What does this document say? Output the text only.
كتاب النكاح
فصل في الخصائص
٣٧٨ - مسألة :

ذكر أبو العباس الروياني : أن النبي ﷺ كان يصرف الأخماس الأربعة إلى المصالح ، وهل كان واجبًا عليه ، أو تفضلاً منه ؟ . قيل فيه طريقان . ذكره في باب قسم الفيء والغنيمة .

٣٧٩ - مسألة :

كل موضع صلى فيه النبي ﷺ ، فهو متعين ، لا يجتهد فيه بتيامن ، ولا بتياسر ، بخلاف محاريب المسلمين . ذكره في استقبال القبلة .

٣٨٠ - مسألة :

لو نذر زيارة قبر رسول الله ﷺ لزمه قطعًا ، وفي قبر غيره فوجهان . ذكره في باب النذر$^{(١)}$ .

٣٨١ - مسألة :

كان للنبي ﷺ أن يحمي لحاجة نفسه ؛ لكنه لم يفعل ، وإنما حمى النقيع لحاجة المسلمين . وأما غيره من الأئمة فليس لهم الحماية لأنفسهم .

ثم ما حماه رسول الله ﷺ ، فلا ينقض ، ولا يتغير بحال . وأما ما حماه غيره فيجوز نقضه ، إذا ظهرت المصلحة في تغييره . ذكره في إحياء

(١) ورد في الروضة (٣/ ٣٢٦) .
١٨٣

======

## [Your objective]
Repeat the material word for word, in full.

## [Finished exercise]
What does this document say? Output the text only.
كتاب النكاح
فصل في الخصائص
٣٧٨ - مسألة :

ذكر أبو العباس الروياني : أن النبي ﷺ كان يصرف الأخماس الأربعة إلى المصالح ، وهل كان واجبًا عليه ، أو تفضلاً منه ؟ . قيل فيه طريقان . ذكره في باب قسم الفيء والغنيمة .

٣٧٩ - مسألة :

كل موضع صلى فيه النبي ﷺ ، فهو متعين ، لا يجتهد فيه بتيامن ، ولا بتياسر ، بخلاف محاريب المسلمين . ذكره في استقبال القبلة .

٣٨٠ - مسألة :

لو نذر زيارة قبر رسول الله ﷺ لزمه قطعًا ، وفي قبر غيره فوجهان . ذكره في باب النذر$^{(١)}$ .

٣٨١ - مسألة :

كان للنبي ﷺ أن يحمي لحاجة نفسه ؛ لكنه لم يفعل ، وإنما حمى النقيع لحاجة المسلمين . وأما غيره من الأئمة فليس لهم الحماية لأنفسهم .

ثم ما حماه رسول الله ﷺ ، فلا ينقض ، ولا يتغير بحال . وأما ما حماه غيره فيجوز نقضه ، إذا ظهرت المصلحة في تغييره . ذكره في إحياء

(١) ورد في الروضة (٣/ ٣٢٦) .
١٨٣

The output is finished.